[Records from a dataset]
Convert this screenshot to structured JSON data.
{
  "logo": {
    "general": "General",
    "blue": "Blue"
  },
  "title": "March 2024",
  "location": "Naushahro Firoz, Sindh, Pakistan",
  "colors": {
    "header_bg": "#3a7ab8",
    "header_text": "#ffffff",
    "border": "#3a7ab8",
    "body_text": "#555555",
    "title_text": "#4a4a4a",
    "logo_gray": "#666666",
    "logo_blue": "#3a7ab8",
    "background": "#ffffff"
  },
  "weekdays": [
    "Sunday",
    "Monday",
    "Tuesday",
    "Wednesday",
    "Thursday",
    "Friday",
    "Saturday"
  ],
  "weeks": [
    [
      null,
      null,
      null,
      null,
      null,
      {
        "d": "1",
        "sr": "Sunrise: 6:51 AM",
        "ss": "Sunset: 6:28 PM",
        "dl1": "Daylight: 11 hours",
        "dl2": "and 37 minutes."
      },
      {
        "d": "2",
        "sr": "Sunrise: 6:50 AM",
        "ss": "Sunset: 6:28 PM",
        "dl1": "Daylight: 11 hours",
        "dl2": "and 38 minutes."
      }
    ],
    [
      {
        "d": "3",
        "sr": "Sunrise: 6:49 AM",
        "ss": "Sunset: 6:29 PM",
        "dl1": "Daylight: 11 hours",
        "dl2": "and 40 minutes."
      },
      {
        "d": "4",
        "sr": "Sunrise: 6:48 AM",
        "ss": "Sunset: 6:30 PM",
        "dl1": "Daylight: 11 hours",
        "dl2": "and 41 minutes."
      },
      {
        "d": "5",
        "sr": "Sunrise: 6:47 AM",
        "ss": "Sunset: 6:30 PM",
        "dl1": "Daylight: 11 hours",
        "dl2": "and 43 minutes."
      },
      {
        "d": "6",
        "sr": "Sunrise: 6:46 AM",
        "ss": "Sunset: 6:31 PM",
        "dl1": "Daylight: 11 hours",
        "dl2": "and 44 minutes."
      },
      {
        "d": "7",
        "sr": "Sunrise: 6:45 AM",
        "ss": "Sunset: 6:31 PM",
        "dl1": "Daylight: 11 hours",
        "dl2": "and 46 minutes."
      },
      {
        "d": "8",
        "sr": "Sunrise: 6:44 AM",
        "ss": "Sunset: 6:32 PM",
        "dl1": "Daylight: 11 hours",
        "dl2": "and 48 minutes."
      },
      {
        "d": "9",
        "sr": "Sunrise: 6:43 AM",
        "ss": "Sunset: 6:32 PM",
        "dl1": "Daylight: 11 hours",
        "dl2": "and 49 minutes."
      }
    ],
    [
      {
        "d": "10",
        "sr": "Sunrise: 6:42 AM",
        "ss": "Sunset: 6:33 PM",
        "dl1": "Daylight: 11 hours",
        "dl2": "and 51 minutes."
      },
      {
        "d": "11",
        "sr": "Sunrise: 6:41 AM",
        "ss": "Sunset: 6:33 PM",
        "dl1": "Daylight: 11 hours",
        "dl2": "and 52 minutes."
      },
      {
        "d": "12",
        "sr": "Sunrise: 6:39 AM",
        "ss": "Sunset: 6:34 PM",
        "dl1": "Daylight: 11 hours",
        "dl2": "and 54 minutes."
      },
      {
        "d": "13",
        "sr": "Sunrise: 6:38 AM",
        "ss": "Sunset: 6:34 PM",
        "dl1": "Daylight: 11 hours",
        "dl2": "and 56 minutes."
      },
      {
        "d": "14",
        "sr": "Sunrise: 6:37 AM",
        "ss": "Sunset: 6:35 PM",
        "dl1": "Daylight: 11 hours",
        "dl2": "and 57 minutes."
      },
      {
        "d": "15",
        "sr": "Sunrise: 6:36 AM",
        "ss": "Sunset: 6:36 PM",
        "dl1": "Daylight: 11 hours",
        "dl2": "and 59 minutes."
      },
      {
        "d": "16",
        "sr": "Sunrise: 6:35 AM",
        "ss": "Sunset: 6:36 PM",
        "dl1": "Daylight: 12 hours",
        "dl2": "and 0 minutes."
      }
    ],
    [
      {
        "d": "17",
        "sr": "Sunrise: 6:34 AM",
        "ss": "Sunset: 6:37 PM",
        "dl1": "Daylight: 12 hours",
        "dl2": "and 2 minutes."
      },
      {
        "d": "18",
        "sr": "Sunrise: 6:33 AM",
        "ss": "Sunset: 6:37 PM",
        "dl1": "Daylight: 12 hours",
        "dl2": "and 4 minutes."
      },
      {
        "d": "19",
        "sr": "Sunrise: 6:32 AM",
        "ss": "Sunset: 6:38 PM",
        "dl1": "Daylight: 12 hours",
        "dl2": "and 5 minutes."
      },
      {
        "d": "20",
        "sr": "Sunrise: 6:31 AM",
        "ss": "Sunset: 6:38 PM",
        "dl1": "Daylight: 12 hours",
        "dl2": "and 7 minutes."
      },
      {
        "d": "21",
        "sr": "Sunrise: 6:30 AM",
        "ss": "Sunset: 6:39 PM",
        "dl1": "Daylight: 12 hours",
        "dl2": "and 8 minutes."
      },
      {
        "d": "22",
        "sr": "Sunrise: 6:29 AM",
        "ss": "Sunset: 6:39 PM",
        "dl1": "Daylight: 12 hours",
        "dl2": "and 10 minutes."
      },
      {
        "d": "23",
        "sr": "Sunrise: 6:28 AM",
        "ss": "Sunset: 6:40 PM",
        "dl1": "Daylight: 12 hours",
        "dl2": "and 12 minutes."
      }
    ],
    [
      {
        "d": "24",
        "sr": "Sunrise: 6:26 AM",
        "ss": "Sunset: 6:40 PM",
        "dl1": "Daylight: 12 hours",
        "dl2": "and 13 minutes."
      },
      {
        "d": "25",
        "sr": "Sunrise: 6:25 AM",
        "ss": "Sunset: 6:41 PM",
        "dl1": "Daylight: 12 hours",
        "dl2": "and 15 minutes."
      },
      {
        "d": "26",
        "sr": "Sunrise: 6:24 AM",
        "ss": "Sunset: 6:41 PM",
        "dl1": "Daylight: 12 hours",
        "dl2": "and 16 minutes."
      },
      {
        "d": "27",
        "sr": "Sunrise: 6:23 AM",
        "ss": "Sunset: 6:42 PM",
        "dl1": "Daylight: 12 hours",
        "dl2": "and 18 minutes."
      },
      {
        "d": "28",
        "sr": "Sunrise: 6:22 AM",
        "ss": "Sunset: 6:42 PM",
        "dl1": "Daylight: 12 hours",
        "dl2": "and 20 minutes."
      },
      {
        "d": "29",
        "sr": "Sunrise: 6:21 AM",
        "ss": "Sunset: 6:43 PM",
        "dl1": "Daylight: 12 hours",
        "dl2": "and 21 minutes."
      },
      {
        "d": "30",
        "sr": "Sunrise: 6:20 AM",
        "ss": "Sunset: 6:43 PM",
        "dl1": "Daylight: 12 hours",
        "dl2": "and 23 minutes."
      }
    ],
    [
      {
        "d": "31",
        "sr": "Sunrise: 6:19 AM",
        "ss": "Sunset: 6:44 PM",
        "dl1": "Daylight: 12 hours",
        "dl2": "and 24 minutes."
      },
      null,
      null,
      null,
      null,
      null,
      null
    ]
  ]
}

#### [The exercise]
The listing above should be transcribed in full, exactly as written.

#### [Response to this exercise]
Convert this screenshot to structured JSON data.
{
  "logo": {
    "general": "General",
    "blue": "Blue"
  },
  "title": "March 2024",
  "location": "Naushahro Firoz, Sindh, Pakistan",
  "colors": {
    "header_bg": "#3a7ab8",
    "header_text": "#ffffff",
    "border": "#3a7ab8",
    "body_text": "#555555",
    "title_text": "#4a4a4a",
    "logo_gray": "#666666",
    "logo_blue": "#3a7ab8",
    "background": "#ffffff"
  },
  "weekdays": [
    "Sunday",
    "Monday",
    "Tuesday",
    "Wednesday",
    "Thursday",
    "Friday",
    "Saturday"
  ],
  "weeks": [
    [
      null,
      null,
      null,
      null,
      null,
      {
        "d": "1",
        "sr": "Sunrise: 6:51 AM",
        "ss": "Sunset: 6:28 PM",
        "dl1": "Daylight: 11 hours",
        "dl2": "and 37 minutes."
      },
      {
        "d": "2",
        "sr": "Sunrise: 6:50 AM",
        "ss": "Sunset: 6:28 PM",
        "dl1": "Daylight: 11 hours",
        "dl2": "and 38 minutes."
      }
    ],
    [
      {
        "d": "3",
        "sr": "Sunrise: 6:49 AM",
        "ss": "Sunset: 6:29 PM",
        "dl1": "Daylight: 11 hours",
        "dl2": "and 40 minutes."
      },
      {
        "d": "4",
        "sr": "Sunrise: 6:48 AM",
        "ss": "Sunset: 6:30 PM",
        "dl1": "Daylight: 11 hours",
        "dl2": "and 41 minutes."
      },
      {
        "d": "5",
        "sr": "Sunrise: 6:47 AM",
        "ss": "Sunset: 6:30 PM",
        "dl1": "Daylight: 11 hours",
        "dl2": "and 43 minutes."
      },
      {
        "d": "6",
        "sr": "Sunrise: 6:46 AM",
        "ss": "Sunset: 6:31 PM",
        "dl1": "Daylight: 11 hours",
        "dl2": "and 44 minutes."
      },
      {
        "d": "7",
        "sr": "Sunrise: 6:45 AM",
        "ss": "Sunset: 6:31 PM",
        "dl1": "Daylight: 11 hours",
        "dl2": "and 46 minutes."
      },
      {
        "d": "8",
        "sr": "Sunrise: 6:44 AM",
        "ss": "Sunset: 6:32 PM",
        "dl1": "Daylight: 11 hours",
        "dl2": "and 48 minutes."
      },
      {
        "d": "9",
        "sr": "Sunrise: 6:43 AM",
        "ss": "Sunset: 6:32 PM",
        "dl1": "Daylight: 11 hours",
        "dl2": "and 49 minutes."
      }
    ],
    [
      {
        "d": "10",
        "sr": "Sunrise: 6:42 AM",
        "ss": "Sunset: 6:33 PM",
        "dl1": "Daylight: 11 hours",
        "dl2": "and 51 minutes."
      },
      {
        "d": "11",
        "sr": "Sunrise: 6:41 AM",
        "ss": "Sunset: 6:33 PM",
        "dl1": "Daylight: 11 hours",
        "dl2": "and 52 minutes."
      },
      {
        "d": "12",
        "sr": "Sunrise: 6:39 AM",
        "ss": "Sunset: 6:34 PM",
        "dl1": "Daylight: 11 hours",
        "dl2": "and 54 minutes."
      },
      {
        "d": "13",
        "sr": "Sunrise: 6:38 AM",
        "ss": "Sunset: 6:34 PM",
        "dl1": "Daylight: 11 hours",
        "dl2": "and 56 minutes."
      },
      {
        "d": "14",
        "sr": "Sunrise: 6:37 AM",
        "ss": "Sunset: 6:35 PM",
        "dl1": "Daylight: 11 hours",
        "dl2": "and 57 minutes."
      },
      {
        "d": "15",
        "sr": "Sunrise: 6:36 AM",
        "ss": "Sunset: 6:36 PM",
        "dl1": "Daylight: 11 hours",
        "dl2": "and 59 minutes."
      },
      {
        "d": "16",
        "sr": "Sunrise: 6:35 AM",
        "ss": "Sunset: 6:36 PM",
        "dl1": "Daylight: 12 hours",
        "dl2": "and 0 minutes."
      }
    ],
    [
      {
        "d": "17",
        "sr": "Sunrise: 6:34 AM",
        "ss": "Sunset: 6:37 PM",
        "dl1": "Daylight: 12 hours",
        "dl2": "and 2 minutes."
      },
      {
        "d": "18",
        "sr": "Sunrise: 6:33 AM",
        "ss": "Sunset: 6:37 PM",
        "dl1": "Daylight: 12 hours",
        "dl2": "and 4 minutes."
      },
      {
        "d": "19",
        "sr": "Sunrise: 6:32 AM",
        "ss": "Sunset: 6:38 PM",
        "dl1": "Daylight: 12 hours",
        "dl2": "and 5 minutes."
      },
      {
        "d": "20",
        "sr": "Sunrise: 6:31 AM",
        "ss": "Sunset: 6:38 PM",
        "dl1": "Daylight: 12 hours",
        "dl2": "and 7 minutes."
      },
      {
        "d": "21",
        "sr": "Sunrise: 6:30 AM",
        "ss": "Sunset: 6:39 PM",
        "dl1": "Daylight: 12 hours",
        "dl2": "and 8 minutes."
      },
      {
        "d": "22",
        "sr": "Sunrise: 6:29 AM",
        "ss": "Sunset: 6:39 PM",
        "dl1": "Daylight: 12 hours",
        "dl2": "and 10 minutes."
      },
      {
        "d": "23",
        "sr": "Sunrise: 6:28 AM",
        "ss": "Sunset: 6:40 PM",
        "dl1": "Daylight: 12 hours",
        "dl2": "and 12 minutes."
      }
    ],
    [
      {
        "d": "24",
        "sr": "Sunrise: 6:26 AM",
        "ss": "Sunset: 6:40 PM",
        "dl1": "Daylight: 12 hours",
        "dl2": "and 13 minutes."
      },
      {
        "d": "25",
        "sr": "Sunrise: 6:25 AM",
        "ss": "Sunset: 6:41 PM",
        "dl1": "Daylight: 12 hours",
        "dl2": "and 15 minutes."
      },
      {
        "d": "26",
        "sr": "Sunrise: 6:24 AM",
        "ss": "Sunset: 6:41 PM",
        "dl1": "Daylight: 12 hours",
        "dl2": "and 16 minutes."
      },
      {
        "d": "27",
        "sr": "Sunrise: 6:23 AM",
        "ss": "Sunset: 6:42 PM",
        "dl1": "Daylight: 12 hours",
        "dl2": "and 18 minutes."
      },
      {
        "d": "28",
        "sr": "Sunrise: 6:22 AM",
        "ss": "Sunset: 6:42 PM",
        "dl1": "Daylight: 12 hours",
        "dl2": "and 20 minutes."
      },
      {
        "d": "29",
        "sr": "Sunrise: 6:21 AM",
        "ss": "Sunset: 6:43 PM",
        "dl1": "Daylight: 12 hours",
        "dl2": "and 21 minutes."
      },
      {
        "d": "30",
        "sr": "Sunrise: 6:20 AM",
        "ss": "Sunset: 6:43 PM",
        "dl1": "Daylight: 12 hours",
        "dl2": "and 23 minutes."
      }
    ],
    [
      {
        "d": "31",
        "sr": "Sunrise: 6:19 AM",
        "ss": "Sunset: 6:44 PM",
        "dl1": "Daylight: 12 hours",
        "dl2": "and 24 minutes."
      },
      null,
      null,
      null,
      null,
      null,
      null
    ]
  ]
}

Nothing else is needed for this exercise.